## Task instructions
Collect all lines from the listing that include the string "product".

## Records

* start *

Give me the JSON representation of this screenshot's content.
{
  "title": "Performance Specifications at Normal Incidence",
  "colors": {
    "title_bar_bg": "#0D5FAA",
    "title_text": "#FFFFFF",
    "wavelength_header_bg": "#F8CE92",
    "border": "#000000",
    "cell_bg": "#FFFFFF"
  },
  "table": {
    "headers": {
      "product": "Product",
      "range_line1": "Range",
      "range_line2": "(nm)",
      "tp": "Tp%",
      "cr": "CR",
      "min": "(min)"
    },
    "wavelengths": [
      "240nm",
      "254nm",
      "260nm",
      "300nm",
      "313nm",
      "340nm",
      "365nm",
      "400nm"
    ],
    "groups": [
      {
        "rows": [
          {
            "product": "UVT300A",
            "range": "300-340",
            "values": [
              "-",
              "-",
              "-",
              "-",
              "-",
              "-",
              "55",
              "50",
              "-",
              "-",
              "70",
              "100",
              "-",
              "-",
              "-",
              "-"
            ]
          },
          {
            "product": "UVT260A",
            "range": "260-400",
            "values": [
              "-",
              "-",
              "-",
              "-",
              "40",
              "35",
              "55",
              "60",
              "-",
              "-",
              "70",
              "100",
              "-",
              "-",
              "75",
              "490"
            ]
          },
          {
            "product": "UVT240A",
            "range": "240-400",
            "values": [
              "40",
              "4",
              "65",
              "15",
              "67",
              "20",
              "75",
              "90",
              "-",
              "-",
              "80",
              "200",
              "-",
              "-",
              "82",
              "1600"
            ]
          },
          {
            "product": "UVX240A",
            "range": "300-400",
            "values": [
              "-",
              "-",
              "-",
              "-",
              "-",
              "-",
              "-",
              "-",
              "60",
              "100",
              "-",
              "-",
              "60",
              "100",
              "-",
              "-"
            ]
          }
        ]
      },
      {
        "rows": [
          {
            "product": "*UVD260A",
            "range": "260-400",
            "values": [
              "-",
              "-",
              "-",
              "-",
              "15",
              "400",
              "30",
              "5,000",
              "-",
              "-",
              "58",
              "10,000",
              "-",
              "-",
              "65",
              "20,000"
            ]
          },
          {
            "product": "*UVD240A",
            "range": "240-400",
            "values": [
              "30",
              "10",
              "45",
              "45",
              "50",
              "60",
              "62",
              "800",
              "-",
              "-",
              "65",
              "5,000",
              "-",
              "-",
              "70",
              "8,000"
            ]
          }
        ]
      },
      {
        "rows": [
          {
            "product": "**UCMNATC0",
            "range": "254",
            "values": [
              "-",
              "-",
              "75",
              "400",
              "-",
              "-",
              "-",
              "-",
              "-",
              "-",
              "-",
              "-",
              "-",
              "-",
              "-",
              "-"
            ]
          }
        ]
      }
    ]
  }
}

* end *

## Response to the task
      "product": "Product",
            "product": "UVT300A",
            "product": "UVT260A",
            "product": "UVT240A",
            "product": "UVX240A",
            "product": "*UVD260A",
            "product": "*UVD240A",
            "product": "**UCMNATC0",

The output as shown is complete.